● **Set problem**:
Search the records for "between" and copy each line that holds it.

● **Entries supplied**:
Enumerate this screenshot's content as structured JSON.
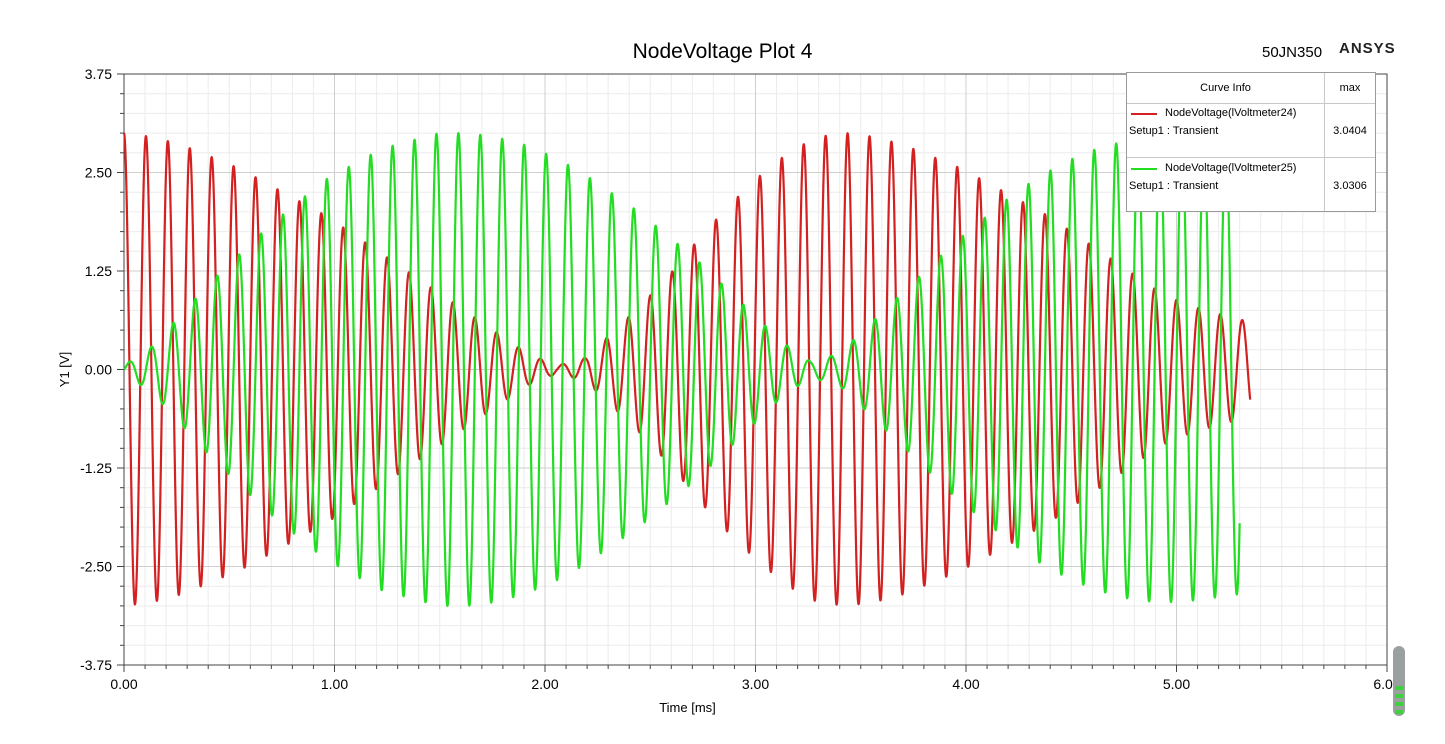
{
  "header": {
    "title": "NodeVoltage Plot 4",
    "design": "50JN350",
    "brand": "ANSYS"
  },
  "legend": {
    "col_info": "Curve Info",
    "col_max": "max",
    "entries": [
      {
        "name": "NodeVoltage(lVoltmeter24)",
        "setup": "Setup1 : Transient",
        "max": "3.0404",
        "color": "#d32020"
      },
      {
        "name": "NodeVoltage(lVoltmeter25)",
        "setup": "Setup1 : Transient",
        "max": "3.0306",
        "color": "#22dd22"
      }
    ]
  },
  "chart_data": {
    "type": "line",
    "title": "NodeVoltage Plot 4",
    "xlabel": "Time [ms]",
    "ylabel": "Y1 [V]",
    "xlim": [
      0,
      6
    ],
    "ylim": [
      -3.75,
      3.75
    ],
    "x_ticks": [
      "0.00",
      "1.00",
      "2.00",
      "3.00",
      "4.00",
      "5.00",
      "6.00"
    ],
    "y_ticks": [
      "3.75",
      "2.50",
      "1.25",
      "0.00",
      "-1.25",
      "-2.50",
      "-3.75"
    ],
    "grid": true,
    "legend_position": "top-right",
    "series": [
      {
        "name": "NodeVoltage(lVoltmeter24)",
        "color": "#d32020",
        "x_range": [
          0,
          5.35
        ],
        "carrier_frequency_kHz": 9.6,
        "amplitude_peaks": [
          3.0,
          2.95,
          2.85,
          2.7,
          2.55,
          2.35,
          2.15,
          1.95,
          1.7,
          1.45,
          1.2,
          0.95,
          0.7,
          0.45,
          0.2,
          0.05,
          0.15,
          0.5,
          0.85,
          1.25,
          1.7,
          2.1,
          2.45,
          2.75,
          2.95,
          3.0,
          2.95,
          2.85,
          2.7,
          2.55,
          2.35,
          2.15,
          1.95,
          1.7,
          1.45,
          1.2,
          0.95,
          0.8,
          0.7,
          0.6
        ],
        "max": 3.0404
      },
      {
        "name": "NodeVoltage(lVoltmeter25)",
        "color": "#22dd22",
        "x_range": [
          0,
          5.3
        ],
        "carrier_frequency_kHz": 9.6,
        "amplitude_peaks": [
          0.05,
          0.3,
          0.7,
          1.1,
          1.45,
          1.8,
          2.1,
          2.4,
          2.6,
          2.8,
          2.9,
          3.0,
          3.0,
          2.95,
          2.85,
          2.7,
          2.5,
          2.25,
          2.0,
          1.7,
          1.4,
          1.05,
          0.7,
          0.35,
          0.1,
          0.2,
          0.55,
          0.9,
          1.25,
          1.6,
          1.9,
          2.2,
          2.45,
          2.65,
          2.8,
          2.9,
          2.95,
          2.95,
          2.9,
          2.85
        ],
        "max": 3.0306
      }
    ]
  }
}
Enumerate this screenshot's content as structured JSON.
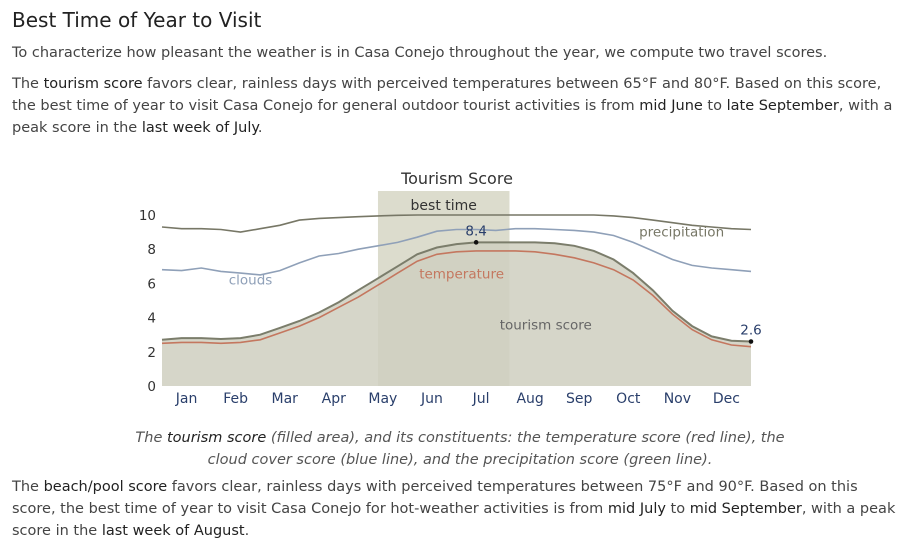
{
  "page": {
    "title": "Best Time of Year to Visit",
    "intro": "To characterize how pleasant the weather is in Casa Conejo throughout the year, we compute two travel scores.",
    "tourism_para": {
      "p1": "The ",
      "k1": "tourism score",
      "p2": " favors clear, rainless days with perceived temperatures between 65°F and 80°F. Based on this score, the best time of year to visit Casa Conejo for general outdoor tourist activities is from ",
      "k2": "mid June",
      "p3": " to ",
      "k3": "late September",
      "p4": ", with a peak score in the ",
      "k4": "last week of July",
      "p5": "."
    },
    "caption": {
      "p1": "The ",
      "k1": "tourism score",
      "p2": " (filled area), and its constituents: the temperature score (red line), the cloud cover score (blue line), and the precipitation score (green line)."
    },
    "beach_para": {
      "p1": "The ",
      "k1": "beach/pool score",
      "p2": " favors clear, rainless days with perceived temperatures between 75°F and 90°F. Based on this score, the best time of year to visit Casa Conejo for hot-weather activities is from ",
      "k2": "mid July",
      "p3": " to ",
      "k3": "mid September",
      "p4": ", with a peak score in the ",
      "k4": "last week of August",
      "p5": "."
    }
  },
  "chart_data": {
    "type": "area",
    "title": "Tourism Score",
    "months": [
      "Jan",
      "Feb",
      "Mar",
      "Apr",
      "May",
      "Jun",
      "Jul",
      "Aug",
      "Sep",
      "Oct",
      "Nov",
      "Dec"
    ],
    "ylim": [
      0,
      10
    ],
    "yticks": [
      0,
      2,
      4,
      6,
      8,
      10
    ],
    "grid": false,
    "x_unit": "month",
    "best_time": {
      "label": "best time",
      "start": 5.5,
      "end": 8.85
    },
    "series": [
      {
        "name": "tourism score",
        "role": "area",
        "color": "#7b7d6b",
        "fill": "#cfcfbf",
        "label_pos": [
          8.6,
          3.3
        ],
        "points": [
          [
            0,
            2.7
          ],
          [
            0.5,
            2.8
          ],
          [
            1,
            2.8
          ],
          [
            1.5,
            2.75
          ],
          [
            2,
            2.8
          ],
          [
            2.5,
            3.0
          ],
          [
            3,
            3.4
          ],
          [
            3.5,
            3.8
          ],
          [
            4,
            4.3
          ],
          [
            4.5,
            4.9
          ],
          [
            5,
            5.6
          ],
          [
            5.5,
            6.3
          ],
          [
            6,
            7.0
          ],
          [
            6.5,
            7.7
          ],
          [
            7,
            8.1
          ],
          [
            7.5,
            8.3
          ],
          [
            8,
            8.4
          ],
          [
            8.5,
            8.4
          ],
          [
            9,
            8.4
          ],
          [
            9.5,
            8.4
          ],
          [
            10,
            8.35
          ],
          [
            10.5,
            8.2
          ],
          [
            11,
            7.9
          ],
          [
            11.5,
            7.4
          ],
          [
            12,
            6.6
          ],
          [
            12.5,
            5.6
          ],
          [
            13,
            4.4
          ],
          [
            13.5,
            3.5
          ],
          [
            14,
            2.9
          ],
          [
            14.5,
            2.65
          ],
          [
            15,
            2.6
          ]
        ]
      },
      {
        "name": "temperature",
        "role": "line",
        "color": "#c4775f",
        "label_pos": [
          6.55,
          6.3
        ],
        "points": [
          [
            0,
            2.5
          ],
          [
            0.5,
            2.55
          ],
          [
            1,
            2.55
          ],
          [
            1.5,
            2.5
          ],
          [
            2,
            2.55
          ],
          [
            2.5,
            2.7
          ],
          [
            3,
            3.1
          ],
          [
            3.5,
            3.5
          ],
          [
            4,
            4.0
          ],
          [
            4.5,
            4.6
          ],
          [
            5,
            5.2
          ],
          [
            5.5,
            5.9
          ],
          [
            6,
            6.6
          ],
          [
            6.5,
            7.3
          ],
          [
            7,
            7.7
          ],
          [
            7.5,
            7.85
          ],
          [
            8,
            7.9
          ],
          [
            8.5,
            7.9
          ],
          [
            9,
            7.9
          ],
          [
            9.5,
            7.85
          ],
          [
            10,
            7.7
          ],
          [
            10.5,
            7.5
          ],
          [
            11,
            7.2
          ],
          [
            11.5,
            6.8
          ],
          [
            12,
            6.2
          ],
          [
            12.5,
            5.3
          ],
          [
            13,
            4.2
          ],
          [
            13.5,
            3.3
          ],
          [
            14,
            2.7
          ],
          [
            14.5,
            2.4
          ],
          [
            15,
            2.3
          ]
        ]
      },
      {
        "name": "clouds",
        "role": "line",
        "color": "#8fa0b8",
        "label_pos": [
          1.7,
          5.95
        ],
        "points": [
          [
            0,
            6.8
          ],
          [
            0.5,
            6.75
          ],
          [
            1,
            6.9
          ],
          [
            1.5,
            6.7
          ],
          [
            2,
            6.6
          ],
          [
            2.5,
            6.5
          ],
          [
            3,
            6.75
          ],
          [
            3.5,
            7.2
          ],
          [
            4,
            7.6
          ],
          [
            4.5,
            7.75
          ],
          [
            5,
            8.0
          ],
          [
            5.5,
            8.2
          ],
          [
            6,
            8.4
          ],
          [
            6.5,
            8.7
          ],
          [
            7,
            9.05
          ],
          [
            7.5,
            9.15
          ],
          [
            8,
            9.15
          ],
          [
            8.5,
            9.1
          ],
          [
            9,
            9.2
          ],
          [
            9.5,
            9.2
          ],
          [
            10,
            9.15
          ],
          [
            10.5,
            9.1
          ],
          [
            11,
            9.0
          ],
          [
            11.5,
            8.8
          ],
          [
            12,
            8.4
          ],
          [
            12.5,
            7.9
          ],
          [
            13,
            7.4
          ],
          [
            13.5,
            7.05
          ],
          [
            14,
            6.9
          ],
          [
            14.5,
            6.8
          ],
          [
            15,
            6.7
          ]
        ]
      },
      {
        "name": "precipitation",
        "role": "line",
        "color": "#777766",
        "label_pos": [
          12.15,
          8.75
        ],
        "points": [
          [
            0,
            9.3
          ],
          [
            0.5,
            9.2
          ],
          [
            1,
            9.2
          ],
          [
            1.5,
            9.15
          ],
          [
            2,
            9.0
          ],
          [
            2.5,
            9.2
          ],
          [
            3,
            9.4
          ],
          [
            3.5,
            9.7
          ],
          [
            4,
            9.8
          ],
          [
            4.5,
            9.85
          ],
          [
            5,
            9.9
          ],
          [
            5.5,
            9.95
          ],
          [
            6,
            9.98
          ],
          [
            6.5,
            10
          ],
          [
            7,
            10
          ],
          [
            7.5,
            10
          ],
          [
            8,
            10
          ],
          [
            8.5,
            10
          ],
          [
            9,
            10
          ],
          [
            9.5,
            10
          ],
          [
            10,
            10
          ],
          [
            10.5,
            10
          ],
          [
            11,
            10
          ],
          [
            11.5,
            9.95
          ],
          [
            12,
            9.85
          ],
          [
            12.5,
            9.7
          ],
          [
            13,
            9.55
          ],
          [
            13.5,
            9.4
          ],
          [
            14,
            9.3
          ],
          [
            14.5,
            9.2
          ],
          [
            15,
            9.15
          ]
        ]
      }
    ],
    "annotations": [
      {
        "label": "8.4",
        "x": 8.0,
        "y": 8.4
      },
      {
        "label": "2.6",
        "x": 15.0,
        "y": 2.6
      }
    ]
  }
}
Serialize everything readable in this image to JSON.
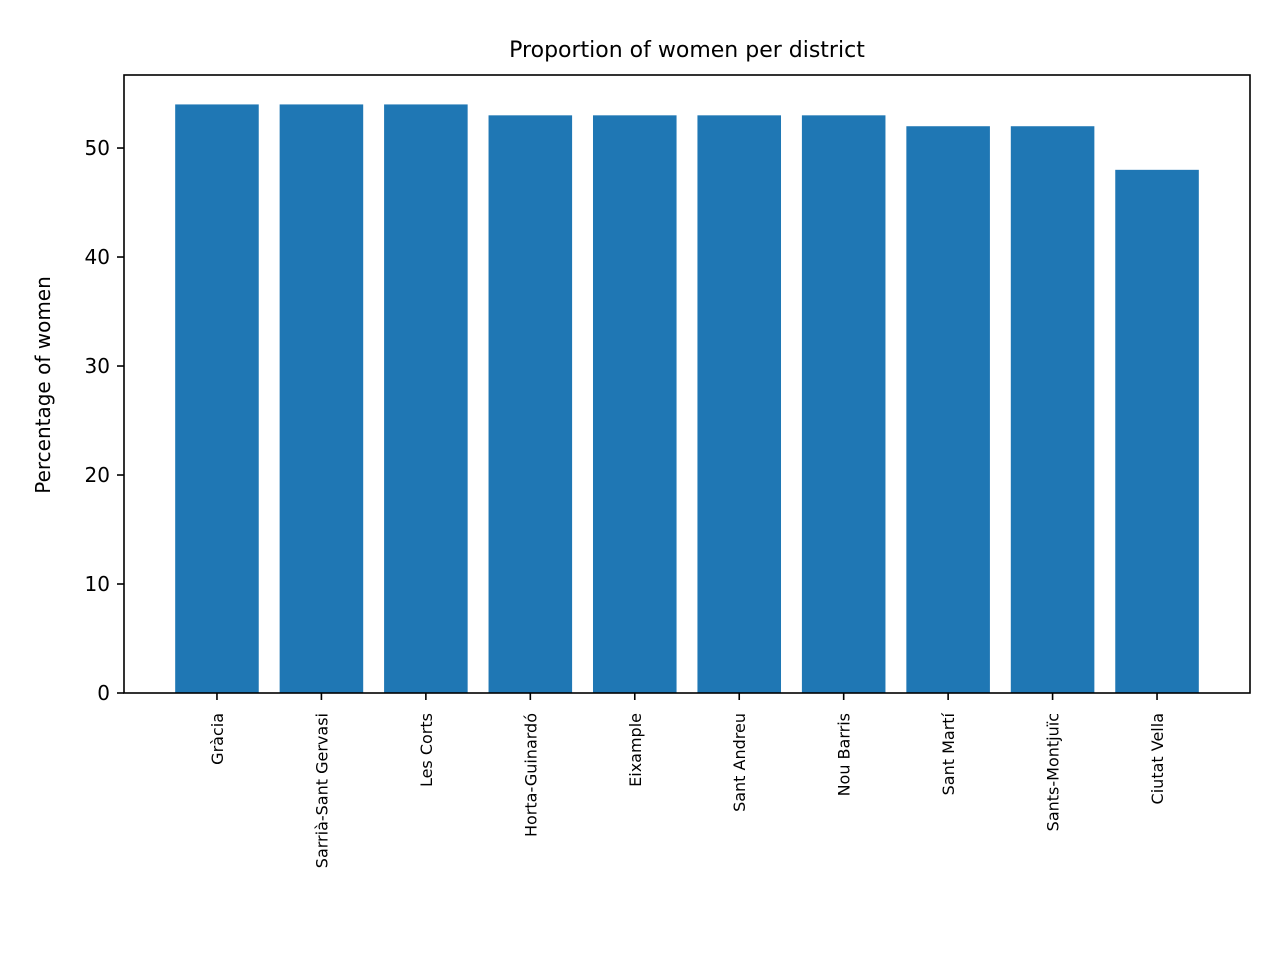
{
  "chart_data": {
    "type": "bar",
    "title": "Proportion of women per district",
    "xlabel": "",
    "ylabel": "Percentage of women",
    "categories": [
      "Gràcia",
      "Sarrià-Sant Gervasi",
      "Les Corts",
      "Horta-Guinardó",
      "Eixample",
      "Sant Andreu",
      "Nou Barris",
      "Sant Martí",
      "Sants-Montjuïc",
      "Ciutat Vella"
    ],
    "values": [
      54,
      54,
      54,
      53,
      53,
      53,
      53,
      52,
      52,
      48
    ],
    "ylim": [
      0,
      56.7
    ],
    "yticks": [
      0,
      10,
      20,
      30,
      40,
      50
    ],
    "grid": false,
    "bar_color": "#1f77b4"
  }
}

● **Expected output**:
      "p2": " favors clear, rainless days with perceived temperatures between 65°F and 80°F. Based on this score, the best time of year to visit Casa Conejo for general outdoor tourist activities is from ",
      "p2": " favors clear, rainless days with perceived temperatures between 75°F and 90°F. Based on this score, the best time of year to visit Casa Conejo for hot-weather activities is from ",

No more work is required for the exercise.